Aim = Transcribe exactly the lines from the one containing "Decode this image" through the one containing "Enumerate this screenshot's", both included, and leave out any pictures.

Data excerpts =
+---+

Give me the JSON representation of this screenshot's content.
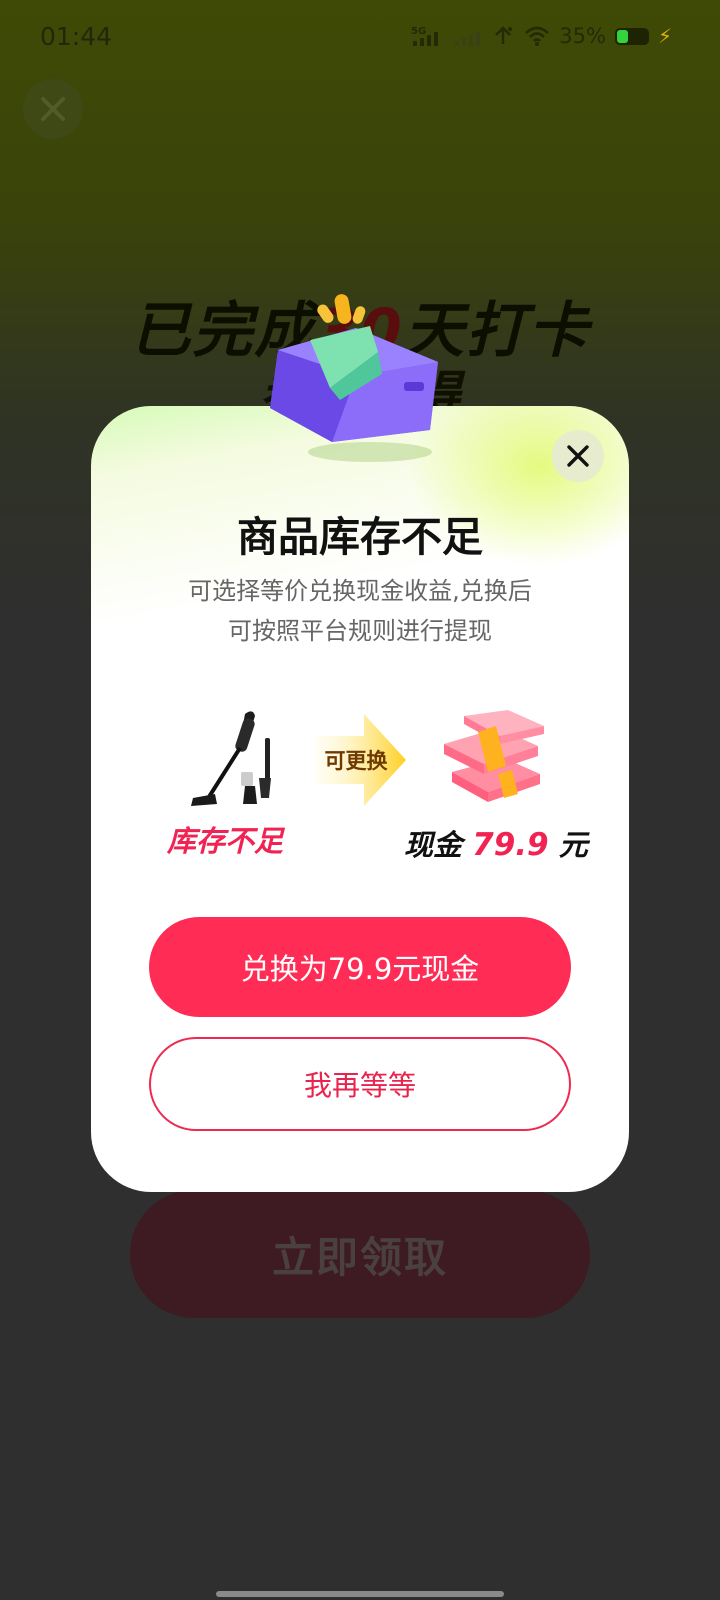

+---+

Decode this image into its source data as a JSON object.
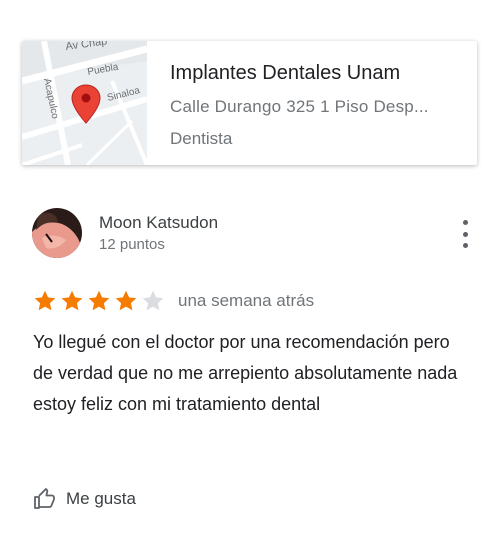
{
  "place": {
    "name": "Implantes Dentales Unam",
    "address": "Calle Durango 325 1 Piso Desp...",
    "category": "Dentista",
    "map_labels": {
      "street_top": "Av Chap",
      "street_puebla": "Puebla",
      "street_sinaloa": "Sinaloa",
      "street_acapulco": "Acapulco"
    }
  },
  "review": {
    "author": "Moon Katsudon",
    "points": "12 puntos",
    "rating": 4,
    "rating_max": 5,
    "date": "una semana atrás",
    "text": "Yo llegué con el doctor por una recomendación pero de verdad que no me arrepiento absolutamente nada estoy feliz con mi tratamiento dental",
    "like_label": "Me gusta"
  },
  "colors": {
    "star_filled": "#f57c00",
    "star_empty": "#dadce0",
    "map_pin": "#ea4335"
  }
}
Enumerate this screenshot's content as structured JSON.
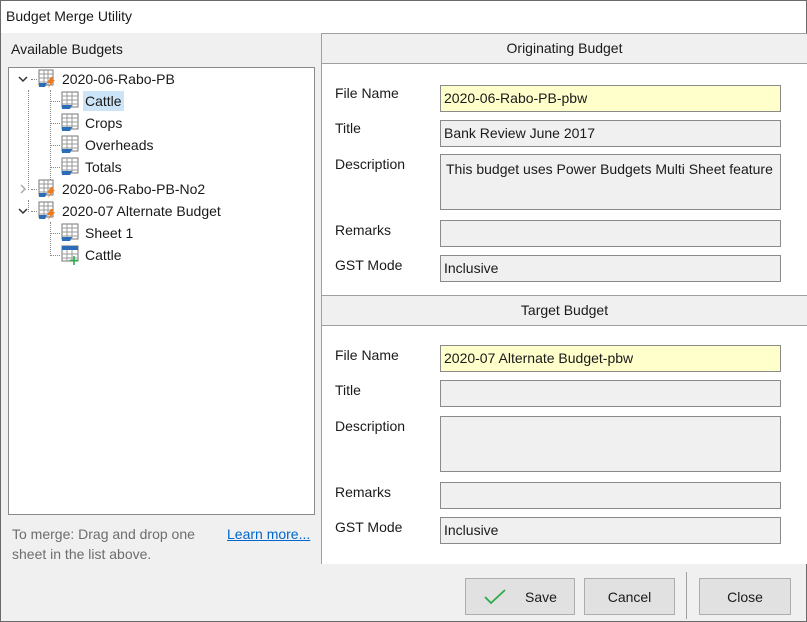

+---+

Expected answer =
Decode this image into its source data as a JSON object.
{
  "place": {
    "name": "Implantes Dentales Unam",
    "address": "Calle Durango 325 1 Piso Desp...",
    "category": "Dentista",
    "map_labels": {
      "street_top": "Av Chap",
      "street_puebla": "Puebla",
      "street_sinaloa": "Sinaloa",
      "street_acapulco": "Acapulco"
    }
  },
  "review": {
    "author": "Moon Katsudon",
    "points": "12 puntos",
    "rating": 4,
    "rating_max": 5,
    "date": "una semana atrás",
    "text": "Yo llegué con el doctor por una recomendación pero de verdad que no me arrepiento absolutamente nada estoy feliz con mi tratamiento dental",
    "like_label": "Me gusta"
  },
  "colors": {
    "star_filled": "#f57c00",
    "star_empty": "#dadce0",
    "map_pin": "#ea4335"
  }
}
Enumerate this screenshot's content as structured JSON.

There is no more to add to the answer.